▶ **WHAT THE TASK ASKS**
Restate each entry word for word, leaving nothing out.

──────

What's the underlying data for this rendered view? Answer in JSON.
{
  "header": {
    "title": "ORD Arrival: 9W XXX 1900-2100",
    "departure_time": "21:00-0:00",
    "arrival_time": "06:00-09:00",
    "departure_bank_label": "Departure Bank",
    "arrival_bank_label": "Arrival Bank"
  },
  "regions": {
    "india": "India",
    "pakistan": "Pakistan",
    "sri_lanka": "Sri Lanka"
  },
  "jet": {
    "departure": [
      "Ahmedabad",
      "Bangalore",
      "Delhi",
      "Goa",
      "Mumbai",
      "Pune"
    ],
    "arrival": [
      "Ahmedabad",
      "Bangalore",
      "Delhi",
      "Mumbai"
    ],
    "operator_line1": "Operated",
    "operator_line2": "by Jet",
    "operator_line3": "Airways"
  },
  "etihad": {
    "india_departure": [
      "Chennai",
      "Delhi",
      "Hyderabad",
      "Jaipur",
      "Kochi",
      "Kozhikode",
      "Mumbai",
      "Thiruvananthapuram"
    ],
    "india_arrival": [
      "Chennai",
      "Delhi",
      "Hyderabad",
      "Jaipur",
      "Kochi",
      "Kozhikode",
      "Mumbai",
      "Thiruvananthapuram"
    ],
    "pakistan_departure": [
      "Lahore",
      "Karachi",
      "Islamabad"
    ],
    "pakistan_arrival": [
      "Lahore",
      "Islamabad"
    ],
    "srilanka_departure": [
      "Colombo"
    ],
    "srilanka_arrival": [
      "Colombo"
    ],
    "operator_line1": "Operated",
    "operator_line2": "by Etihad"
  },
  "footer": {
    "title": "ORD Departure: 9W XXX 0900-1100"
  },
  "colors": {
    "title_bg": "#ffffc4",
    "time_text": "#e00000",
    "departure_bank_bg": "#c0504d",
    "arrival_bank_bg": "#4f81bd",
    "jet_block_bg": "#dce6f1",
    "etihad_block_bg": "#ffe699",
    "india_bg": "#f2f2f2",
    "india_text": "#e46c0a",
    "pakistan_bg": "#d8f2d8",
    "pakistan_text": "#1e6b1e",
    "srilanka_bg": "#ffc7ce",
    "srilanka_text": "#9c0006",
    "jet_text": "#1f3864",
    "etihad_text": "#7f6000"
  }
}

──────

▶ **RESPONSE TO THE EXERCISE**
What's the underlying data for this rendered view? Answer in JSON.
{
  "header": {
    "title": "ORD Arrival: 9W XXX 1900-2100",
    "departure_time": "21:00-0:00",
    "arrival_time": "06:00-09:00",
    "departure_bank_label": "Departure Bank",
    "arrival_bank_label": "Arrival Bank"
  },
  "regions": {
    "india": "India",
    "pakistan": "Pakistan",
    "sri_lanka": "Sri Lanka"
  },
  "jet": {
    "departure": [
      "Ahmedabad",
      "Bangalore",
      "Delhi",
      "Goa",
      "Mumbai",
      "Pune"
    ],
    "arrival": [
      "Ahmedabad",
      "Bangalore",
      "Delhi",
      "Mumbai"
    ],
    "operator_line1": "Operated",
    "operator_line2": "by Jet",
    "operator_line3": "Airways"
  },
  "etihad": {
    "india_departure": [
      "Chennai",
      "Delhi",
      "Hyderabad",
      "Jaipur",
      "Kochi",
      "Kozhikode",
      "Mumbai",
      "Thiruvananthapuram"
    ],
    "india_arrival": [
      "Chennai",
      "Delhi",
      "Hyderabad",
      "Jaipur",
      "Kochi",
      "Kozhikode",
      "Mumbai",
      "Thiruvananthapuram"
    ],
    "pakistan_departure": [
      "Lahore",
      "Karachi",
      "Islamabad"
    ],
    "pakistan_arrival": [
      "Lahore",
      "Islamabad"
    ],
    "srilanka_departure": [
      "Colombo"
    ],
    "srilanka_arrival": [
      "Colombo"
    ],
    "operator_line1": "Operated",
    "operator_line2": "by Etihad"
  },
  "footer": {
    "title": "ORD Departure: 9W XXX 0900-1100"
  },
  "colors": {
    "title_bg": "#ffffc4",
    "time_text": "#e00000",
    "departure_bank_bg": "#c0504d",
    "arrival_bank_bg": "#4f81bd",
    "jet_block_bg": "#dce6f1",
    "etihad_block_bg": "#ffe699",
    "india_bg": "#f2f2f2",
    "india_text": "#e46c0a",
    "pakistan_bg": "#d8f2d8",
    "pakistan_text": "#1e6b1e",
    "srilanka_bg": "#ffc7ce",
    "srilanka_text": "#9c0006",
    "jet_text": "#1f3864",
    "etihad_text": "#7f6000"
  }
}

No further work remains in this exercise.